SELECTED EXCERPT:
○ ○ ○

LIMITED CONSENT ANDAMENDMENT NO. 3 TO CREDIT AGREEMENT

EX-10.4 4 a06-6506_1ex10d4.htm MATERIAL CONTRACTS

EXHIBIT 10.4

 

LIMITED CONSENT AND AMENDMENT NO. 3 TO CREDIT AGREEMENT

 

This Limited Consent and Amendment No. 3 to Credit Agreement, dated as of December 12, 2005 (this “Consent and Amendment”), is entered into by and among Vertis, Inc. (“Vertis”) and Vertis Digital Services Limited (“Digital Limited” and, together with Vertis, the “Borrowers” and each, individually, a “Borrower”), as Borrowers, the other Credit Parties signatory hereto, General Electric Capital Corporation, as a Lender and as Agent for Lenders (“Agent”), and the other Lenders.

 

RECITALS

 

A.    Borrowers, the other Credit Parties, Agent and Lenders are parties to that certain Credit Agreement, dated as of December 22, 2004, including all annexes, exhibits and schedule thereto (as amended by that certain Limited Consent and Amendment No. 1 to Credit Agreement, dated as of October 3, 2005, that certain Amendment No. 2 to Credit Agreement, dated as of November 22, 2005, and as from time to time further amended, restated, supplemented or otherwise modified, the “Credit Agreement”).

○ ○ ○

DATA RECORDS:
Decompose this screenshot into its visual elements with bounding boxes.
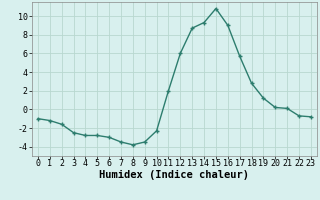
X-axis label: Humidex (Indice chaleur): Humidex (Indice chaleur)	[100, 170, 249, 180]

○ ○ ○

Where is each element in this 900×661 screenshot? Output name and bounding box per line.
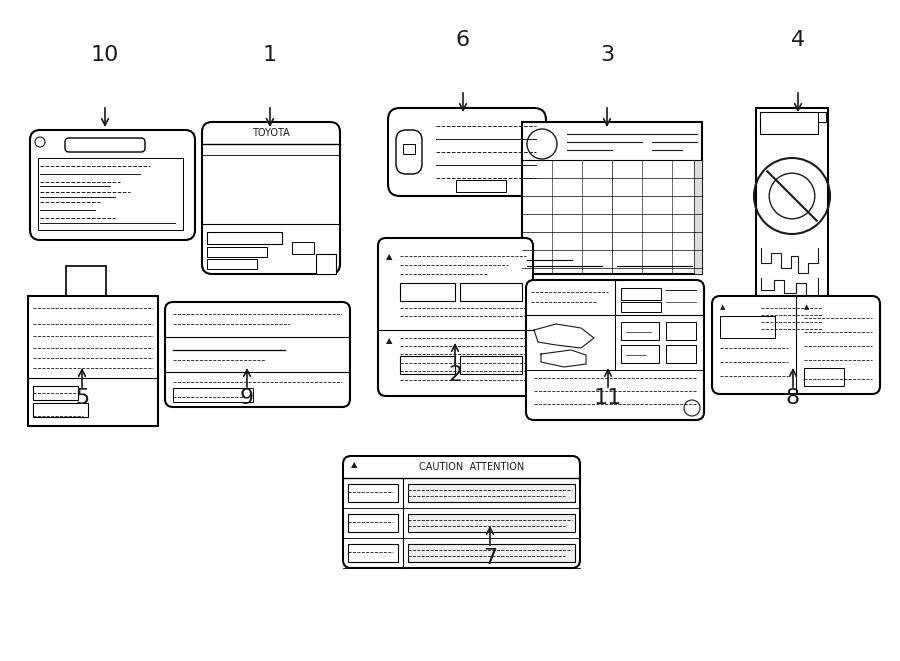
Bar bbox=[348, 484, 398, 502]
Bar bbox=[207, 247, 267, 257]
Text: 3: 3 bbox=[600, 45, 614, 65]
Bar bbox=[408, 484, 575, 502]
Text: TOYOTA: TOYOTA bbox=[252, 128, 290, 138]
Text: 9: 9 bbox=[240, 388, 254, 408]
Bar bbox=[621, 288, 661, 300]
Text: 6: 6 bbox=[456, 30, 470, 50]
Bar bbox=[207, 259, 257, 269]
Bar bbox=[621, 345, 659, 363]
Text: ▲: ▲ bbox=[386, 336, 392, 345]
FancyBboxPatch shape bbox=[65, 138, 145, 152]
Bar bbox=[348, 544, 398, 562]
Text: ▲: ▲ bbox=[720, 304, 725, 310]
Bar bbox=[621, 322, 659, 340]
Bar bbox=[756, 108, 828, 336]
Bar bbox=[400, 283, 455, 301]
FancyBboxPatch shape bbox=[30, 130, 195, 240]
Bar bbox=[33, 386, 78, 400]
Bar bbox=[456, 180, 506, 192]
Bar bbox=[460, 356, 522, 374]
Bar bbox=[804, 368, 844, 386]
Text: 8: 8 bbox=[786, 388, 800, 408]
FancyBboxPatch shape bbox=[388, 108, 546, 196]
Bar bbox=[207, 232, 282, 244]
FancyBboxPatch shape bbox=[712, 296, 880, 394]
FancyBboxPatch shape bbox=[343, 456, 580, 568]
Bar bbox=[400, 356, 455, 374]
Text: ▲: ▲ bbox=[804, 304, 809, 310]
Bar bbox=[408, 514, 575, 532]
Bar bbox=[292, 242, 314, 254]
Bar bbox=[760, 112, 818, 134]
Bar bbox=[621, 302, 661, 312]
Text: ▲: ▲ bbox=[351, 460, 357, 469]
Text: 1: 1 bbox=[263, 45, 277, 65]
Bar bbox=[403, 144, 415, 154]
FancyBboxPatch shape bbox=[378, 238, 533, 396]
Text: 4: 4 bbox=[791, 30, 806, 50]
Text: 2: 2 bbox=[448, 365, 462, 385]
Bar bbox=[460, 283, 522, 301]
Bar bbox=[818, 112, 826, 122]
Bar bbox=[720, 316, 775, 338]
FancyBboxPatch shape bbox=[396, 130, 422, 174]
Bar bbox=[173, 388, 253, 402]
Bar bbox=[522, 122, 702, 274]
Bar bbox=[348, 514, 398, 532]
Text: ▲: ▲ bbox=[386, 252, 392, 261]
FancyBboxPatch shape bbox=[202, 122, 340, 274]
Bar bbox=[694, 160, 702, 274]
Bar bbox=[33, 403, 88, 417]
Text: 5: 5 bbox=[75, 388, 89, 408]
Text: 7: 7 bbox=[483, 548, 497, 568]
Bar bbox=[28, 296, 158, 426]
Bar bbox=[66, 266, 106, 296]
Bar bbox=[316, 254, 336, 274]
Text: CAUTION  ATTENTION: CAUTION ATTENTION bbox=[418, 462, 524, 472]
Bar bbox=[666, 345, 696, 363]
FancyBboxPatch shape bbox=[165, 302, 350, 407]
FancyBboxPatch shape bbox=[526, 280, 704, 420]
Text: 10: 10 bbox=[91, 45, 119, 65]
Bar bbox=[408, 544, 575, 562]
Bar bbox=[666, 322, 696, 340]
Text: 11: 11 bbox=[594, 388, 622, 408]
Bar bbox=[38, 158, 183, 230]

○ ○ ○

PROBLEM STATEMENT:
Which terms does the credit agreement amendment define by putting them in quotation marks? The rows come from a separate source unrelated to the text.

TASK OUTPUT:
- Consent and Amendment
- Vertis
- Digital Limited
- Borrowers
- Borrower
- Agent
- Credit Agreement